### DATA FOR THIS TASK
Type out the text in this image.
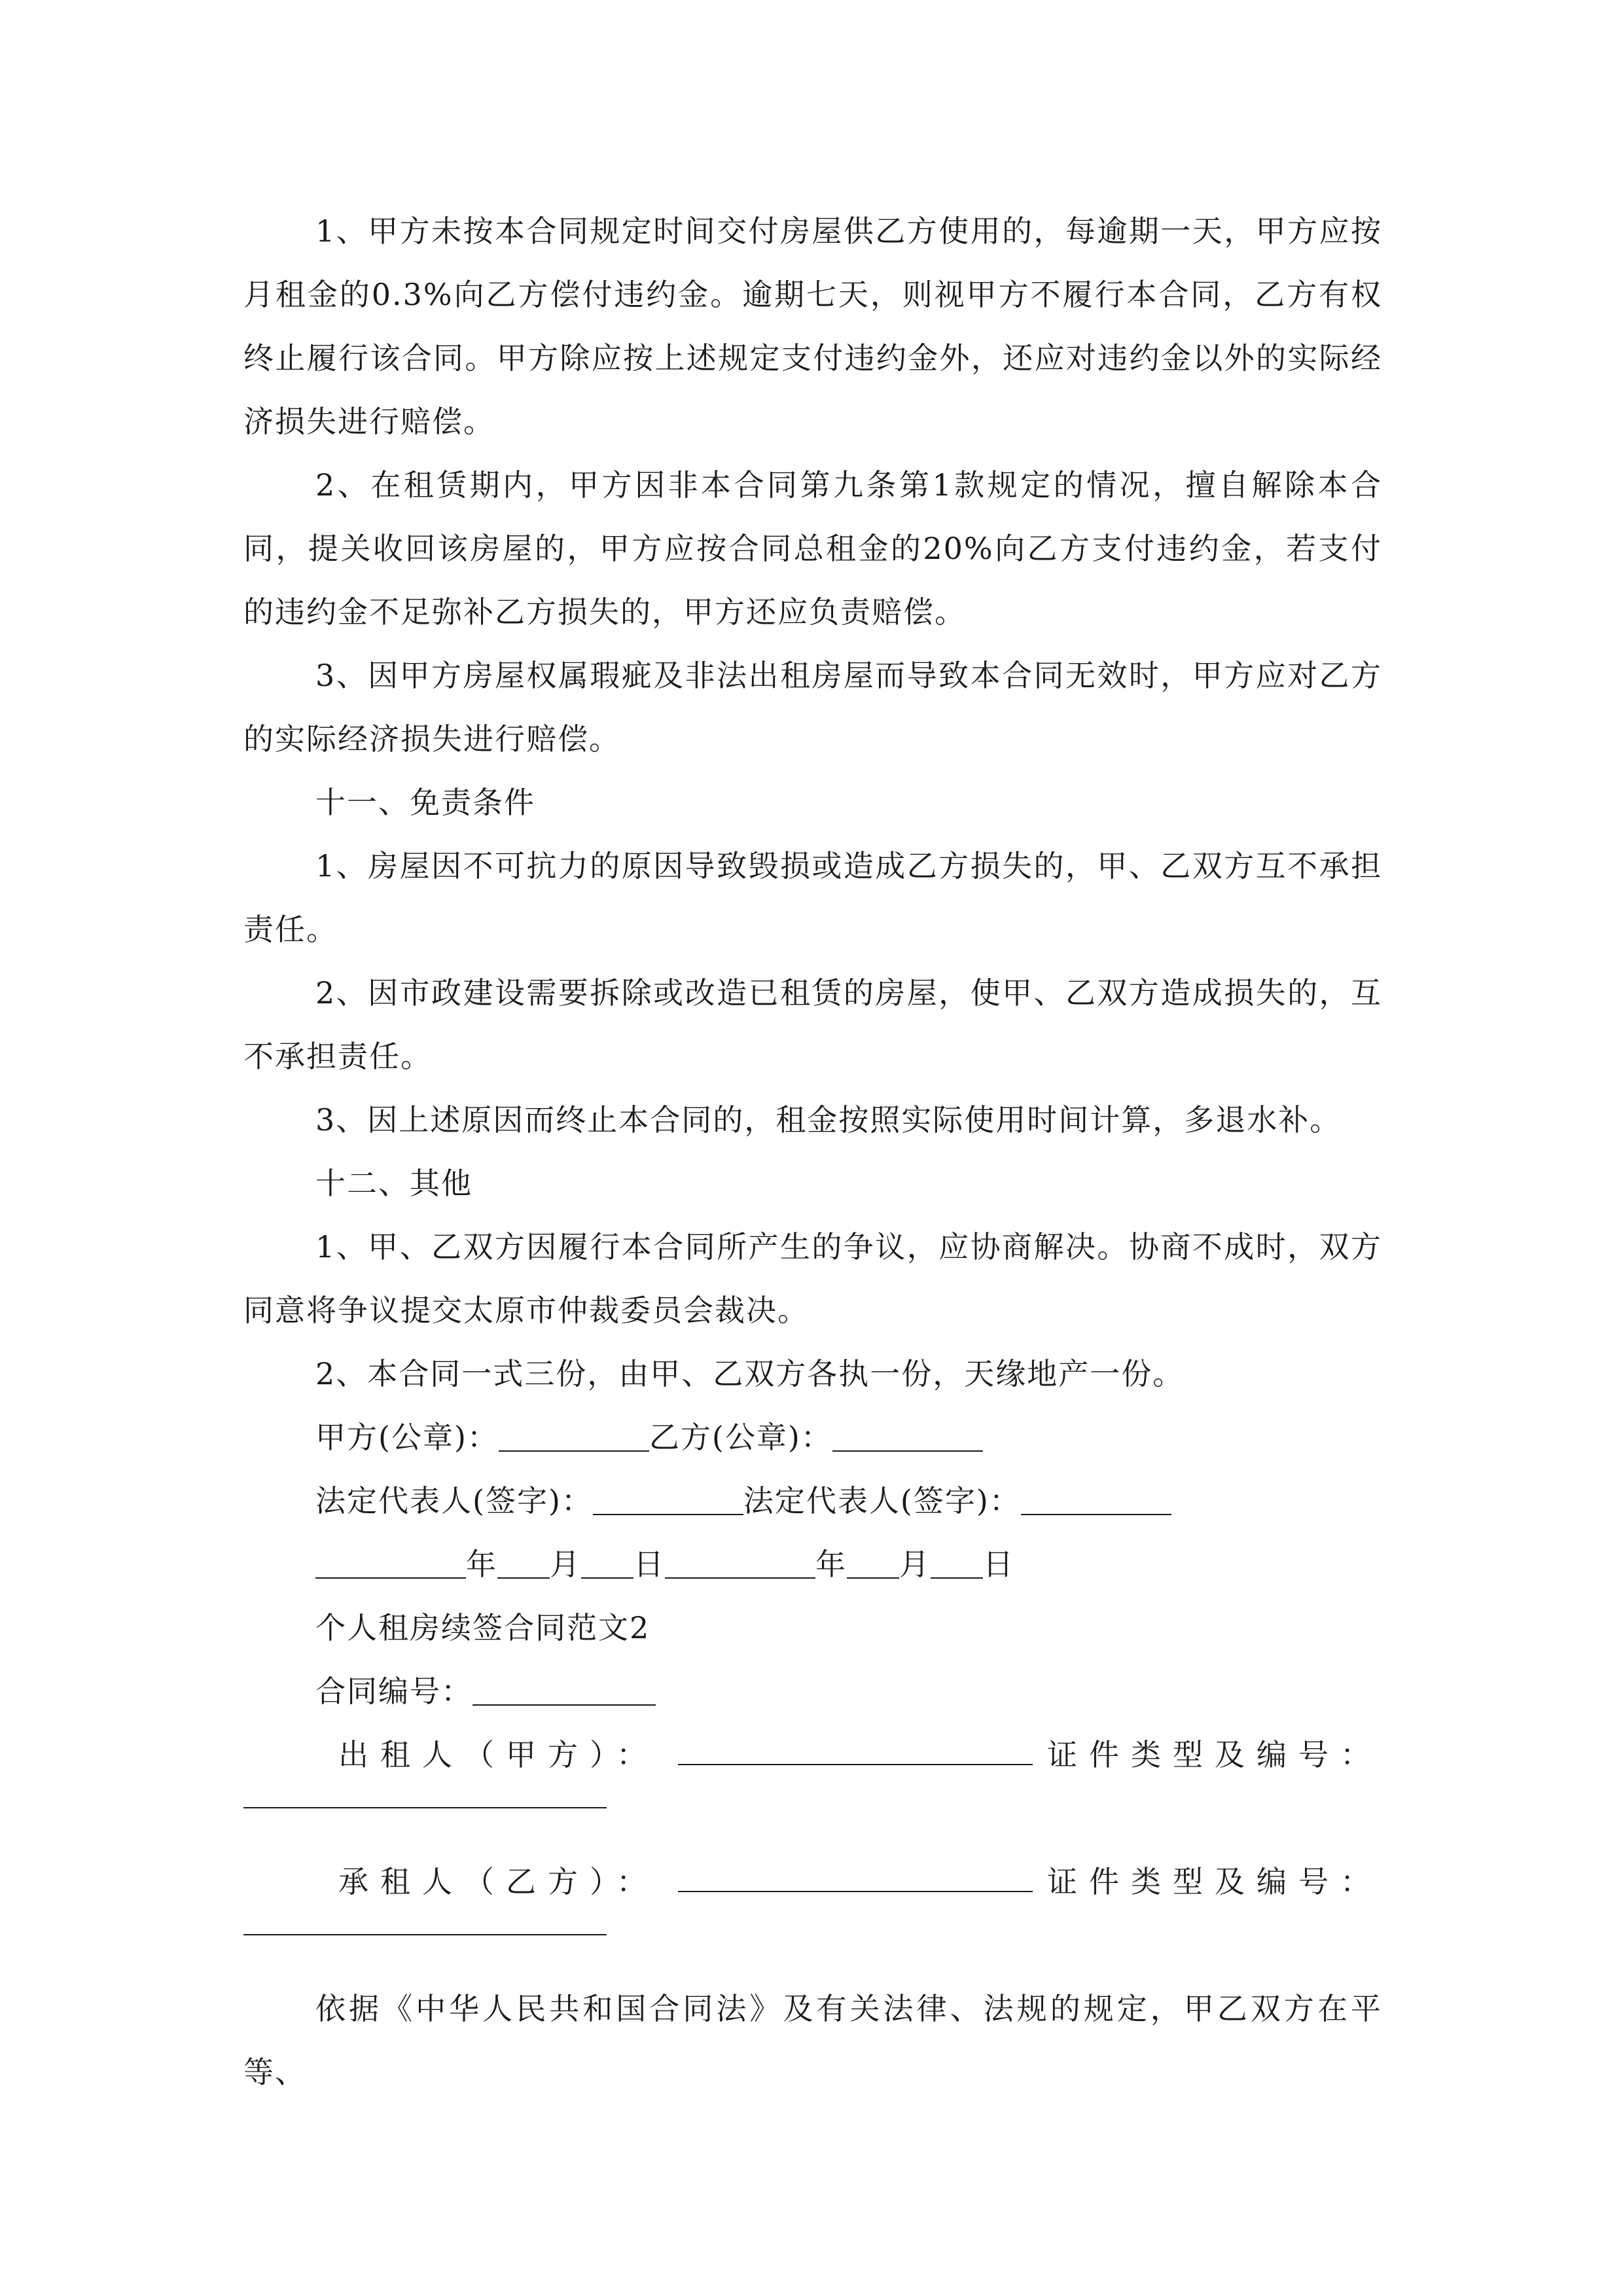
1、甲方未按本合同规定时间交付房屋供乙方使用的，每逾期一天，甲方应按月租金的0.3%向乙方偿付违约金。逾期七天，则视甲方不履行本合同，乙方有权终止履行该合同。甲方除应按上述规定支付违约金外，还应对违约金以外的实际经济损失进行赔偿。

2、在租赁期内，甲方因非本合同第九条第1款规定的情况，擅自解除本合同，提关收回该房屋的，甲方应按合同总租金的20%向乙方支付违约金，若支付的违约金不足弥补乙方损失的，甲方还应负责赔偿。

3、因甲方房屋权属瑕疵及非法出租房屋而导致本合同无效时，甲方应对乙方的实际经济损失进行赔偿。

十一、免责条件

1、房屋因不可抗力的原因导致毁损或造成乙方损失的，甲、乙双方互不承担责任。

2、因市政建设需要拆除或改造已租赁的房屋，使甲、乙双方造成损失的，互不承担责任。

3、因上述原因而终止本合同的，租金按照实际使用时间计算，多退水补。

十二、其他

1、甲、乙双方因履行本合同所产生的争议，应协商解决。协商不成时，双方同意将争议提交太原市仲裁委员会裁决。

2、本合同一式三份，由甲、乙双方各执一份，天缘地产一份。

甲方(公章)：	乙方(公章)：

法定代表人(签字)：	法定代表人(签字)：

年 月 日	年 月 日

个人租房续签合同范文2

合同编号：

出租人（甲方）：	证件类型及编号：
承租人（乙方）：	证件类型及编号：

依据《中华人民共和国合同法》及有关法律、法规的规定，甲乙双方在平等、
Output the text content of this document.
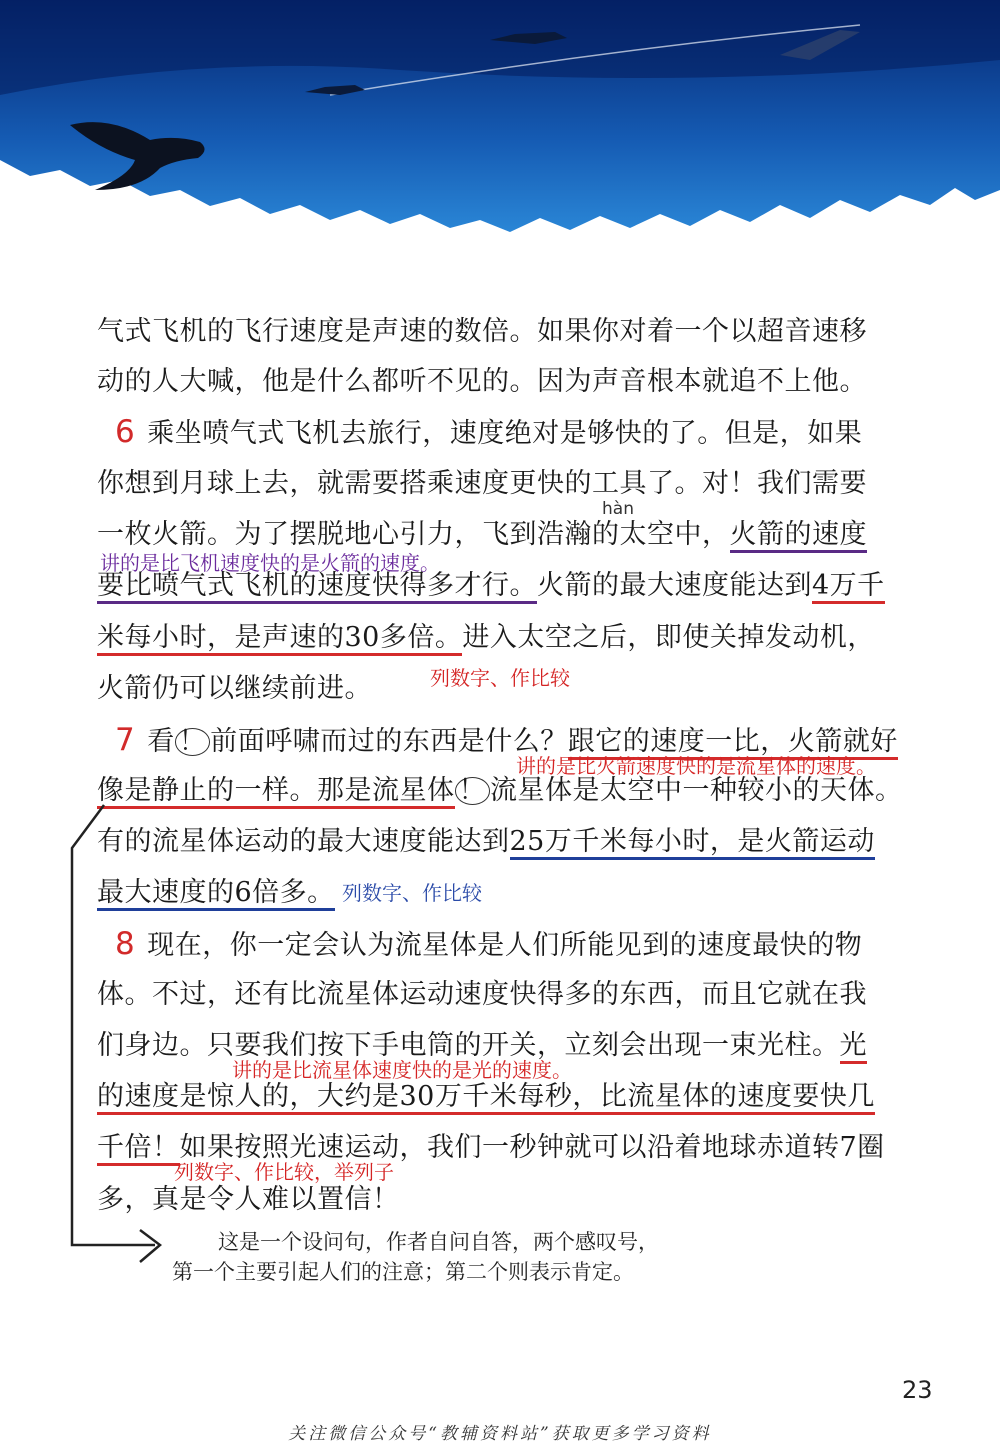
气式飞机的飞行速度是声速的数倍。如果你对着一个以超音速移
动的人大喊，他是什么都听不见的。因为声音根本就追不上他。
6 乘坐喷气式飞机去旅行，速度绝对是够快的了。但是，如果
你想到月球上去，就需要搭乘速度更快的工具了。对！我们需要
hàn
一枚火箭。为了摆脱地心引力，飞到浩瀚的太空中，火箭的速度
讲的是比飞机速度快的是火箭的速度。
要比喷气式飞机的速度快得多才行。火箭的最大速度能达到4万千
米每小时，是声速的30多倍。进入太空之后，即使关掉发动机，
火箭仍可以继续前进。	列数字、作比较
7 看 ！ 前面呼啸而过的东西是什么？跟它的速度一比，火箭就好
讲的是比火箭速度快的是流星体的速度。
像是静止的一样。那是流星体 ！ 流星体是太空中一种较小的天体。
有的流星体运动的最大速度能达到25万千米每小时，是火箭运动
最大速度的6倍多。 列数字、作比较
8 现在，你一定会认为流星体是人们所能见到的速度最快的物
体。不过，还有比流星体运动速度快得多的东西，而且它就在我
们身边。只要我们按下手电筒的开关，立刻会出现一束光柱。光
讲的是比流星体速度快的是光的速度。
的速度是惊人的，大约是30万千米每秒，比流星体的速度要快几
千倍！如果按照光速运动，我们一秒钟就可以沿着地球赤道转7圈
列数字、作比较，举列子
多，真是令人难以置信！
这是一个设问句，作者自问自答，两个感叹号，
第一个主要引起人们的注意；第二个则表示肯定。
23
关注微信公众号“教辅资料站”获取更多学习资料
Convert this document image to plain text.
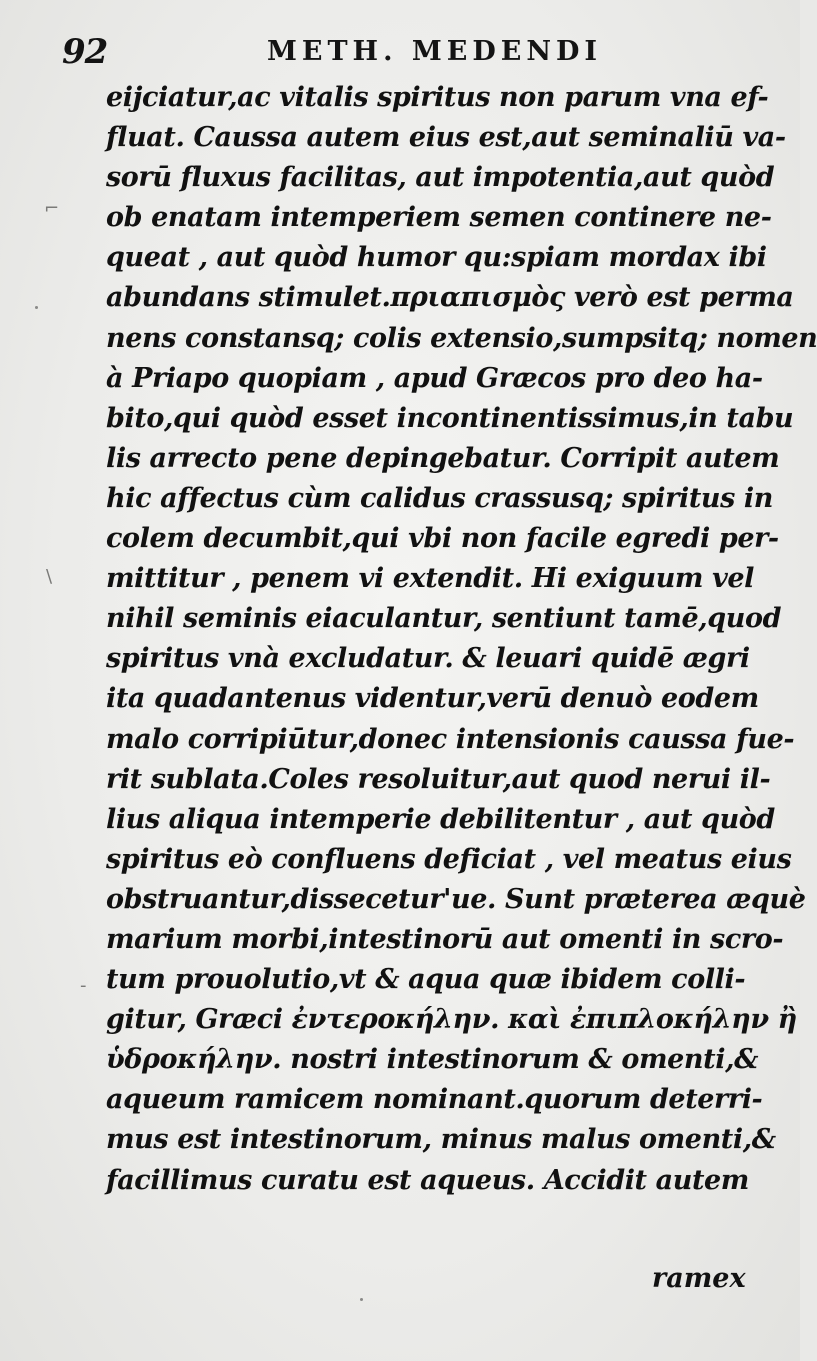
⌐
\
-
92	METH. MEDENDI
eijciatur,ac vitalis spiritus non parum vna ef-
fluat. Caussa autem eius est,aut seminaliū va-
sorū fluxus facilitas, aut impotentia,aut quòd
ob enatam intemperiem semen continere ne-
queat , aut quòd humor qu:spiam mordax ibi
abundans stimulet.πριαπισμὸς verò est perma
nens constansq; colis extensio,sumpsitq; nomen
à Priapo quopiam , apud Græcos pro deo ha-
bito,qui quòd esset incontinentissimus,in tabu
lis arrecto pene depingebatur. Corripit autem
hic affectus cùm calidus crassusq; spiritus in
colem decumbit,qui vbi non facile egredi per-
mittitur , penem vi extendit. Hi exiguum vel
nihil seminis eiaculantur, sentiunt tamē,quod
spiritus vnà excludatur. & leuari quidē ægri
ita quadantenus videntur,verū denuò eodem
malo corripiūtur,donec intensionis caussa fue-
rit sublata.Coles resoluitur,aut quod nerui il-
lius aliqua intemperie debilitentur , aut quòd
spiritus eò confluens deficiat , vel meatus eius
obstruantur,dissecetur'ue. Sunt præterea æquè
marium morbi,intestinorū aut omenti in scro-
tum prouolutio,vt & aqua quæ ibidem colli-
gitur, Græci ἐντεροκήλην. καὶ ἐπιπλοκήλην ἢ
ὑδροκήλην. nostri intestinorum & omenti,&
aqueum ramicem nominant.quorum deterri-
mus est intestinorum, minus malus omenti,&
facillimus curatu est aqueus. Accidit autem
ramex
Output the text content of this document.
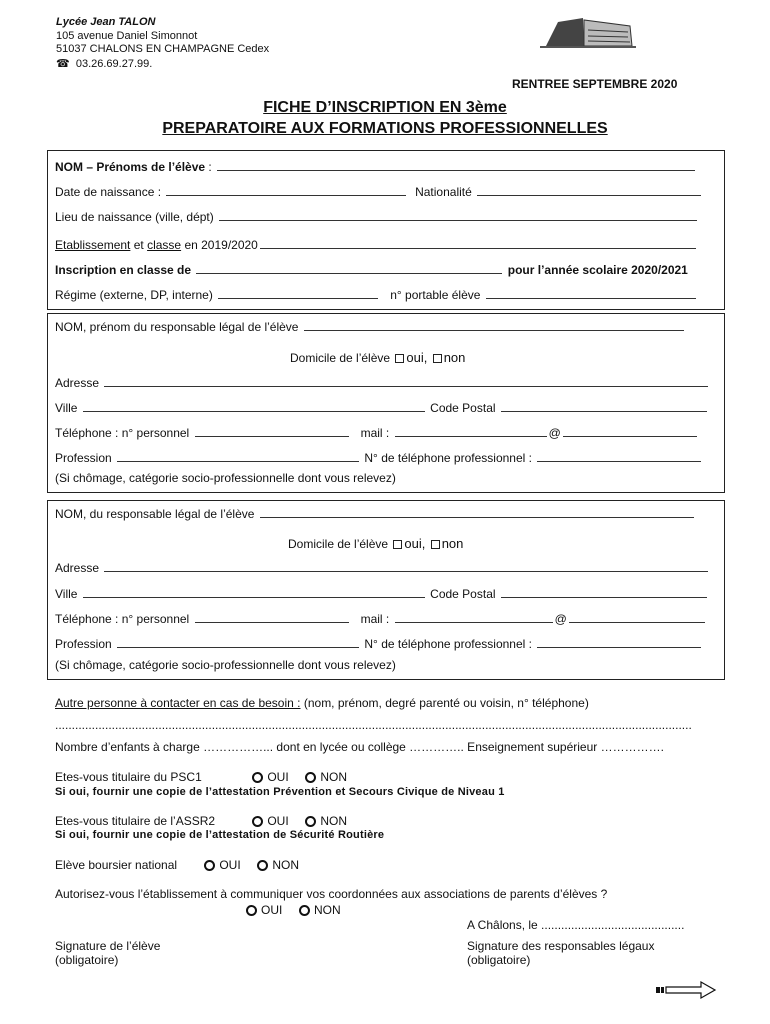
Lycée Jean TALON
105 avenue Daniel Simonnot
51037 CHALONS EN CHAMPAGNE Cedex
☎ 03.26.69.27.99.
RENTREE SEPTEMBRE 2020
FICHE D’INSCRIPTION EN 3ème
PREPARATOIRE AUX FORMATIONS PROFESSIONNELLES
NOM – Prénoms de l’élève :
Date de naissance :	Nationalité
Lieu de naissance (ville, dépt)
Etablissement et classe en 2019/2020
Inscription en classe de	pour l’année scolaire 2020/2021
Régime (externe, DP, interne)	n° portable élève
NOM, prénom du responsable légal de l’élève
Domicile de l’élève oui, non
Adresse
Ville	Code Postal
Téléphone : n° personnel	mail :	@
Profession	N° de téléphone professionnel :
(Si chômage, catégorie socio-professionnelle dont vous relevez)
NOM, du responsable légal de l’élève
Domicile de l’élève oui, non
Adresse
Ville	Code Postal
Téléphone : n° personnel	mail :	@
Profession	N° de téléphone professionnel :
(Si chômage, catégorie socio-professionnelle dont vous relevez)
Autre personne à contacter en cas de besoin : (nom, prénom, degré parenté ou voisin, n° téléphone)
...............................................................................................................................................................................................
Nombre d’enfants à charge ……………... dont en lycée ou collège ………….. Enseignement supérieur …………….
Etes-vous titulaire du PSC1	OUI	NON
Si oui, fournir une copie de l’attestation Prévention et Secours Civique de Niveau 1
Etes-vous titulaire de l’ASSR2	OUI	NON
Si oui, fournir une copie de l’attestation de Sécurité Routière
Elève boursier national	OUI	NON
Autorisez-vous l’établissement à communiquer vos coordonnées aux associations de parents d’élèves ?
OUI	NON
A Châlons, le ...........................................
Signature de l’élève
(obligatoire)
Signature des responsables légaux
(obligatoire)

### GIVEN TASK
Report only the number of lines that hold the string "omenti" in this listing.

### SOLUTION TO THIS PROBLEM
3